* Begin *

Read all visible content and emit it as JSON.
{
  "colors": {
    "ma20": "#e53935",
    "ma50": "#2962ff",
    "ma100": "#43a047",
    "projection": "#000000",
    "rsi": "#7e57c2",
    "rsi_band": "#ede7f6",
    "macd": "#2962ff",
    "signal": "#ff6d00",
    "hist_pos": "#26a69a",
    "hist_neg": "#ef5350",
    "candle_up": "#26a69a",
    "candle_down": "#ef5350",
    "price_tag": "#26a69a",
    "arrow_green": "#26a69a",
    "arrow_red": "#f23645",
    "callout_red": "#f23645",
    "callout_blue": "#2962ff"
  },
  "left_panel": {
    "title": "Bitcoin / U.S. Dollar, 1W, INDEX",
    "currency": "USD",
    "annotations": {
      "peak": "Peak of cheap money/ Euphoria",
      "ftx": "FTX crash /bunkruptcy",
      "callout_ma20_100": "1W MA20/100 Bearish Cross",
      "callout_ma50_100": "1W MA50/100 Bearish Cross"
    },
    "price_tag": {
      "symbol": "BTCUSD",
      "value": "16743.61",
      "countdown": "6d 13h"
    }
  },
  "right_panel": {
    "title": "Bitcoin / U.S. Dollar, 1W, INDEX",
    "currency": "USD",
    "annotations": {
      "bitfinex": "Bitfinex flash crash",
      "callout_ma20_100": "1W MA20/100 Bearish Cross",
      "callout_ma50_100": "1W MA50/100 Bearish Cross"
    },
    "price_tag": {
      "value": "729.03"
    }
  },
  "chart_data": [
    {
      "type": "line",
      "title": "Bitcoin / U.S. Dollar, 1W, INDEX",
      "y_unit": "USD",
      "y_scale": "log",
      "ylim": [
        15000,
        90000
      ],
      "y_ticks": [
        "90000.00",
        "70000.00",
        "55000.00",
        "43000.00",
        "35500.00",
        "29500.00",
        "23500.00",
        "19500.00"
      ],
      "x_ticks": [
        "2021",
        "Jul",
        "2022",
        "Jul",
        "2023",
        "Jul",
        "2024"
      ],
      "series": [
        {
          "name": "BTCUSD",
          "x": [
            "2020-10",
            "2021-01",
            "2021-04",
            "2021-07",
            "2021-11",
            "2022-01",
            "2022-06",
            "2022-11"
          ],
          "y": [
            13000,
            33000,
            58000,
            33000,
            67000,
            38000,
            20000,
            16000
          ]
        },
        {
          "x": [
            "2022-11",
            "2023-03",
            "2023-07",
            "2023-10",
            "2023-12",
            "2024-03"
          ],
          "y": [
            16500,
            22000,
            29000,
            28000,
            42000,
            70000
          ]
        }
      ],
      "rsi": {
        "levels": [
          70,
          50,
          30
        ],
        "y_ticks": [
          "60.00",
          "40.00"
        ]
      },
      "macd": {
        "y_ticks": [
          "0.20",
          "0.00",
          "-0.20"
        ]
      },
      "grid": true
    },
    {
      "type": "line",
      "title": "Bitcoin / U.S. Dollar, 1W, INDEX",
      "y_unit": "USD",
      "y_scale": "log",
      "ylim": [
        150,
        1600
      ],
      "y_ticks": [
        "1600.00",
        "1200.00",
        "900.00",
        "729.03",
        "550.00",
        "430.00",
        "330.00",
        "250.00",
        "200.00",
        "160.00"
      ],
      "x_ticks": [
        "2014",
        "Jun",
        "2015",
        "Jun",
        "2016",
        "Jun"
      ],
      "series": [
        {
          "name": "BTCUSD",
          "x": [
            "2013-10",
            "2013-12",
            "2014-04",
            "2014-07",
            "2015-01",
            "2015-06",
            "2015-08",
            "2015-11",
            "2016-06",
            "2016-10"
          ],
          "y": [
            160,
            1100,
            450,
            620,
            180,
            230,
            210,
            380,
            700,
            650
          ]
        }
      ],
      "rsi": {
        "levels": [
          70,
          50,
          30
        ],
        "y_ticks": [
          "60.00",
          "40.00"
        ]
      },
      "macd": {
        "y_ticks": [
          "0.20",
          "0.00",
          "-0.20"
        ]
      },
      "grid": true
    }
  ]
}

* End *

Stated exercise: Pull out the lines above in which the word "crash" appears.

Final result:
      "ftx": "FTX crash /bunkruptcy",
      "bitfinex": "Bitfinex flash crash",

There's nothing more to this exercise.